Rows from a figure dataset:
※
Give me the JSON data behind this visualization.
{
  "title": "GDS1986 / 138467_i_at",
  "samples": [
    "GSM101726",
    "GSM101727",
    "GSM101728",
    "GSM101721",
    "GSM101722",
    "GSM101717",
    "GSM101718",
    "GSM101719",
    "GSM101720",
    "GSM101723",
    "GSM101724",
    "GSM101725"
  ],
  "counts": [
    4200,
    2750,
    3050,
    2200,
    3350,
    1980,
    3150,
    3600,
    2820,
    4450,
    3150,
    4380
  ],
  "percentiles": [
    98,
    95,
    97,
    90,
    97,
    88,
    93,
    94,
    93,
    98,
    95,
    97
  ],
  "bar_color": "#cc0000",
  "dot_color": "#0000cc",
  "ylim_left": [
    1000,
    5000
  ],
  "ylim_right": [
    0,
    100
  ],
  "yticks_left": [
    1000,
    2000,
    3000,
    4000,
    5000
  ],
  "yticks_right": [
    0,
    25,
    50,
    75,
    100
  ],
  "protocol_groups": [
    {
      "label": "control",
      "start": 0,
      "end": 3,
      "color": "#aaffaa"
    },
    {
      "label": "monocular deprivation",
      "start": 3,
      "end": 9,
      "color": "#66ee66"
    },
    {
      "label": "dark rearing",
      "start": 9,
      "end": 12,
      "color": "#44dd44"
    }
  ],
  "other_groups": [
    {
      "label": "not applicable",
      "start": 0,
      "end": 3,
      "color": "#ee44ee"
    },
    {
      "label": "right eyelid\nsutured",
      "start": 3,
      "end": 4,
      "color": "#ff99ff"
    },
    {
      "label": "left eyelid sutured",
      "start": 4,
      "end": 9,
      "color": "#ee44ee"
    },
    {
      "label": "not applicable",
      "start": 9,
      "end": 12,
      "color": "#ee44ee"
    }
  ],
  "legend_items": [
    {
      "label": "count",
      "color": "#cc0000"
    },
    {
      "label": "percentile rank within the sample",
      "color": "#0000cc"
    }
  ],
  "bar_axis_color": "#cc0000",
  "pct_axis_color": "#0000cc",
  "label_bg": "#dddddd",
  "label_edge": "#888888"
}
※
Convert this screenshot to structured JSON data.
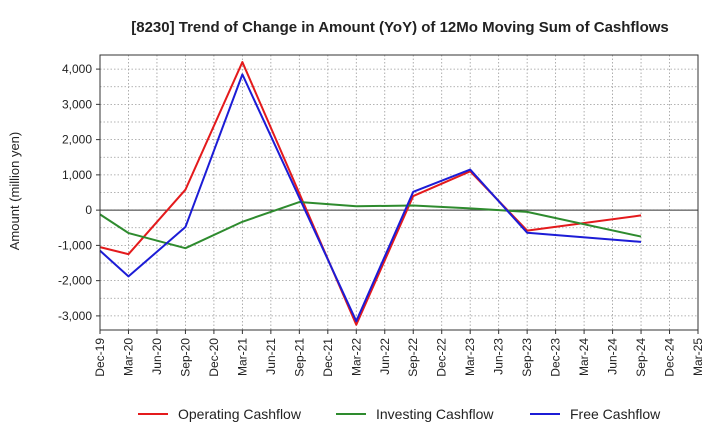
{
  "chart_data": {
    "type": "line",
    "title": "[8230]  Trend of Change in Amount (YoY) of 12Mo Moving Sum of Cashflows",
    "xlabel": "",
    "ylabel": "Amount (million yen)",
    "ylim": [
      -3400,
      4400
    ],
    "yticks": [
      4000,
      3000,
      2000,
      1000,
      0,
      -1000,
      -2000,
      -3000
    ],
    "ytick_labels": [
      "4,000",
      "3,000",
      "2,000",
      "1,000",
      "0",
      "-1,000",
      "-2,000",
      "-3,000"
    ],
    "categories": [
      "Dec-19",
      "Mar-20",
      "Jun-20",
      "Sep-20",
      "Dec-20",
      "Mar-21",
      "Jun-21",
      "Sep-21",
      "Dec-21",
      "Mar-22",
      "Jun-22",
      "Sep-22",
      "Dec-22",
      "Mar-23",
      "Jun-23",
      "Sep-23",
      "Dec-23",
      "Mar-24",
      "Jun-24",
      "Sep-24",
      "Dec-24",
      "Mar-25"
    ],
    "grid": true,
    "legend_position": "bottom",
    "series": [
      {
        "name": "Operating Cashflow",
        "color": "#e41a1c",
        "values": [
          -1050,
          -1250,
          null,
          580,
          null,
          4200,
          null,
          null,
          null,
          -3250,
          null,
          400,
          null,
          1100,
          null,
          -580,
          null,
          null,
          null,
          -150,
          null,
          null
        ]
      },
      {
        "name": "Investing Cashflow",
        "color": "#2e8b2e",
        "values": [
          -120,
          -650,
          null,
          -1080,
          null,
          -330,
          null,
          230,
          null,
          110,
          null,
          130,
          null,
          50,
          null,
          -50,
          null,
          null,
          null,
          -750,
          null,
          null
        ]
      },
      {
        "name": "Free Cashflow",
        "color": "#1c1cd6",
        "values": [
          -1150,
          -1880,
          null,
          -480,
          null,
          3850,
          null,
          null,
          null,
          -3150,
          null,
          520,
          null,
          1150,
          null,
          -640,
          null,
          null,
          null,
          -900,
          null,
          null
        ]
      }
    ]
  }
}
※
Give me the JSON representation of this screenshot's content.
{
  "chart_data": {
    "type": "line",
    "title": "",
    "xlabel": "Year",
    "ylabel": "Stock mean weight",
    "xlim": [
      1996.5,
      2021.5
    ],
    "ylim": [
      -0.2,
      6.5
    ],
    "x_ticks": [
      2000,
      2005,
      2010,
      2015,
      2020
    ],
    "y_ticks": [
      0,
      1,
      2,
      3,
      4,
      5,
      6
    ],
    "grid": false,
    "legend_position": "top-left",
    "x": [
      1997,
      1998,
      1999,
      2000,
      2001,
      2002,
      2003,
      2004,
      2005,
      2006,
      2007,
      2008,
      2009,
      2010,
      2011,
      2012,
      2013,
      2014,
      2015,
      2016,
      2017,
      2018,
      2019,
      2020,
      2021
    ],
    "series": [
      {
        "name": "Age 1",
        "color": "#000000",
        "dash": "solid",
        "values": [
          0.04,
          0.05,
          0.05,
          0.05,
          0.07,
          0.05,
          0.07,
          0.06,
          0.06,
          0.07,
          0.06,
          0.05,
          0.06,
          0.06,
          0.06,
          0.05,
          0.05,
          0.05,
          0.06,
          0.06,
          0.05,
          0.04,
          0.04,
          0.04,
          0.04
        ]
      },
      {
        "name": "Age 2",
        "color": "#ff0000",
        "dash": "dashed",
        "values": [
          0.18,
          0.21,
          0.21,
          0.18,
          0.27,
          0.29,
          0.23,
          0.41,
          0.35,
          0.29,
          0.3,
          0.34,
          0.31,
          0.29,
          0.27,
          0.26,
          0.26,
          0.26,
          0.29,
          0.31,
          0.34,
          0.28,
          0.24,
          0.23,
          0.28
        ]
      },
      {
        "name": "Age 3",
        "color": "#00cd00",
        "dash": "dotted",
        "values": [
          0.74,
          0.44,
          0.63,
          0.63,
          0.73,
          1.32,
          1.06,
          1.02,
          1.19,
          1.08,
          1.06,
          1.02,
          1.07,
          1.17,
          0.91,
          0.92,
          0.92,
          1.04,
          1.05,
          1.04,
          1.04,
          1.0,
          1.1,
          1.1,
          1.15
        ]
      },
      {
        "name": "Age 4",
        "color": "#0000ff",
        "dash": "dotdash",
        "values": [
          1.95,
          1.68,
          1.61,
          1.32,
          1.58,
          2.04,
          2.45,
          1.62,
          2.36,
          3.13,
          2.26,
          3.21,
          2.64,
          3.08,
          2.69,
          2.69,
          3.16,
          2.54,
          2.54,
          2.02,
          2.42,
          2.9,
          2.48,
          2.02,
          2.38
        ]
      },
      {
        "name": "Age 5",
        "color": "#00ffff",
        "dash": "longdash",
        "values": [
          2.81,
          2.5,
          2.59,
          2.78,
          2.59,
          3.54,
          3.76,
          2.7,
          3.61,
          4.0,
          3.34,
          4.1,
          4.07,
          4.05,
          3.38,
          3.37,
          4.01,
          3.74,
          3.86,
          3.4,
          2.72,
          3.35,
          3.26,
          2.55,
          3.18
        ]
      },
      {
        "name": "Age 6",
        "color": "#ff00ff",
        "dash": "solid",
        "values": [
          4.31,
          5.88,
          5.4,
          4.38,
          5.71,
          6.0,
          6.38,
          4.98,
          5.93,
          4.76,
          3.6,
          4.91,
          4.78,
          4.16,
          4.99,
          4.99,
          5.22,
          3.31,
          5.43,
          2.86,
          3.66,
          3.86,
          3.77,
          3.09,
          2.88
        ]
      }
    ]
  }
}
※
▸ **Stated task**: Search the lines for "screenshot". Copy each line that has it.

▸ **Worked answer**:
Convert this screenshot to structured JSON data.
Give me the JSON representation of this screenshot's content.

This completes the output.